GIVEN EXERCISE:
Only lines holding the string "content" are wanted; copy each one from the material.
--- START ---
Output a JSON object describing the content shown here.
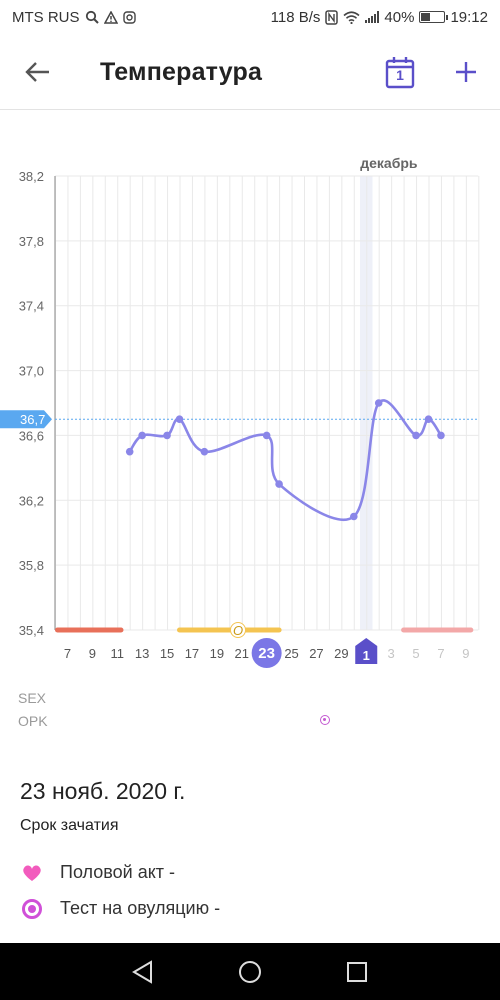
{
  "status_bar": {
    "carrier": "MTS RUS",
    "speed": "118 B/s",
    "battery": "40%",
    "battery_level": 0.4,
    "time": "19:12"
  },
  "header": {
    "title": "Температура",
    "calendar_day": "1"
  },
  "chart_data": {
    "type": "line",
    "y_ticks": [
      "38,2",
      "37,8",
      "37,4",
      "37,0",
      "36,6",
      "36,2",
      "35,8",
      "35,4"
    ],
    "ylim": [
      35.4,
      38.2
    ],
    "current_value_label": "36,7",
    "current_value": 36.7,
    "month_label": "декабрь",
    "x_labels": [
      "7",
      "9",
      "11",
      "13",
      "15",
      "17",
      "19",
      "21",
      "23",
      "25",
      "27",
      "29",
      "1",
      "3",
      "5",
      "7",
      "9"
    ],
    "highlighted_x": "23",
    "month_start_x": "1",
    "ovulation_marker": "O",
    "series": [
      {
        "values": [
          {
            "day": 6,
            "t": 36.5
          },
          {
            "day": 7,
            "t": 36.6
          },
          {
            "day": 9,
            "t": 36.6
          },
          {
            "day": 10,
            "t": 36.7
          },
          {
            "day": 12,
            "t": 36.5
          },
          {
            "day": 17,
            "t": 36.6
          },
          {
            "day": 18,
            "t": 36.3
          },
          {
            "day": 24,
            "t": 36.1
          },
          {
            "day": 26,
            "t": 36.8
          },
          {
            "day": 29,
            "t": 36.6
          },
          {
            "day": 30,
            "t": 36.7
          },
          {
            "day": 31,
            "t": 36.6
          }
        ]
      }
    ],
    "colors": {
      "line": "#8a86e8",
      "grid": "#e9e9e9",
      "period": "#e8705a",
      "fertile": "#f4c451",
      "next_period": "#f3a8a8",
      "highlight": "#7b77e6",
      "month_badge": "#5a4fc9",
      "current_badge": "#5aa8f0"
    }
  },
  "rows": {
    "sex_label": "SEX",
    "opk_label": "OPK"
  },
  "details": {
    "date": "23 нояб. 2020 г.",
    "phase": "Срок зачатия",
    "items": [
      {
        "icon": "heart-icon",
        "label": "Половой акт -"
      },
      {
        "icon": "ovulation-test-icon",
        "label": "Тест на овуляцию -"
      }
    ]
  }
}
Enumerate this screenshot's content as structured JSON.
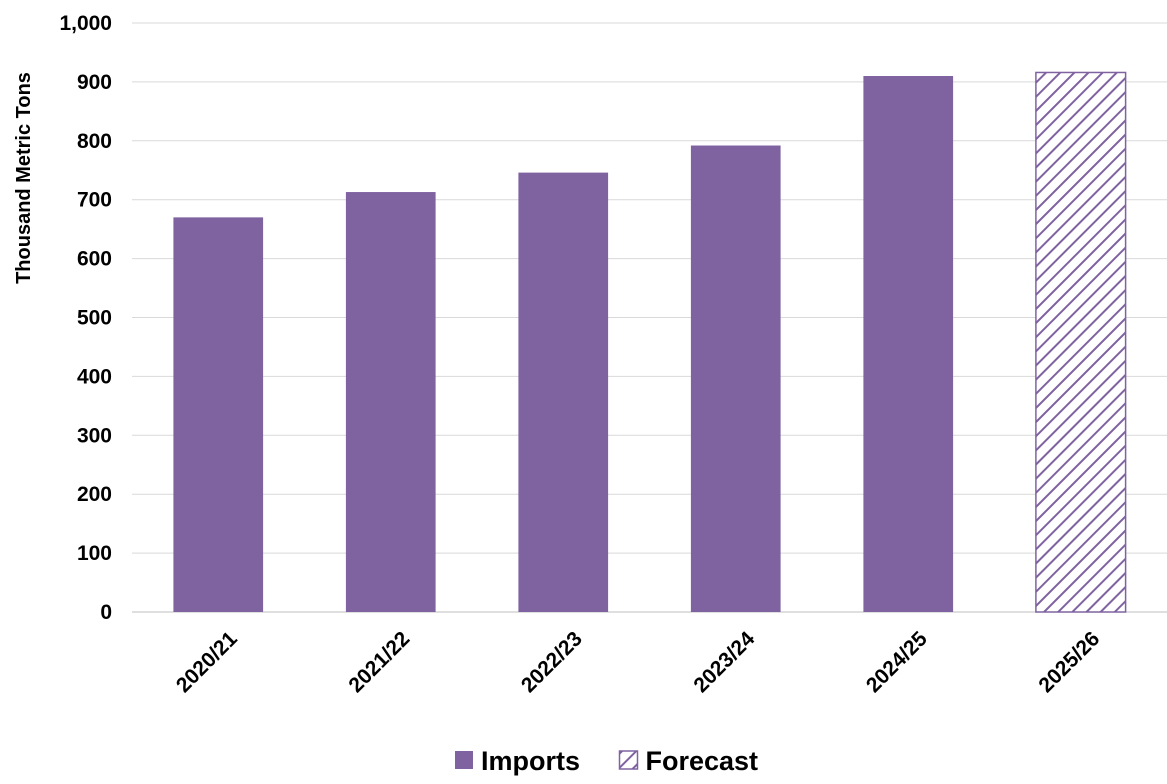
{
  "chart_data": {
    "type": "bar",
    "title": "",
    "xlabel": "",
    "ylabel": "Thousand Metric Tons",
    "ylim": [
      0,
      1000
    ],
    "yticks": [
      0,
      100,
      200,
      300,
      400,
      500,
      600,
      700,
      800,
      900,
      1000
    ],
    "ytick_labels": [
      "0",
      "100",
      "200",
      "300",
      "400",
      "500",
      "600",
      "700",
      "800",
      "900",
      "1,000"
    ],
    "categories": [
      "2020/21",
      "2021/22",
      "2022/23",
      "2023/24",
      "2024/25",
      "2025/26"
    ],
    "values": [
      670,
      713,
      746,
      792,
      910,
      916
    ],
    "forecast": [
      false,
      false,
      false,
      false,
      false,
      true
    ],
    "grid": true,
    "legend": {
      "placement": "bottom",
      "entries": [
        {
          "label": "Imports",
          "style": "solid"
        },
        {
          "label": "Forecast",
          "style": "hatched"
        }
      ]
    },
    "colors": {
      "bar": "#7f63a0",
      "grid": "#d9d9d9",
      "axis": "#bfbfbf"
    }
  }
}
--- END ---
TASK ANSWER:
Output a JSON object describing the content shown here.
Enumerate this screenshot's content as structured JSON.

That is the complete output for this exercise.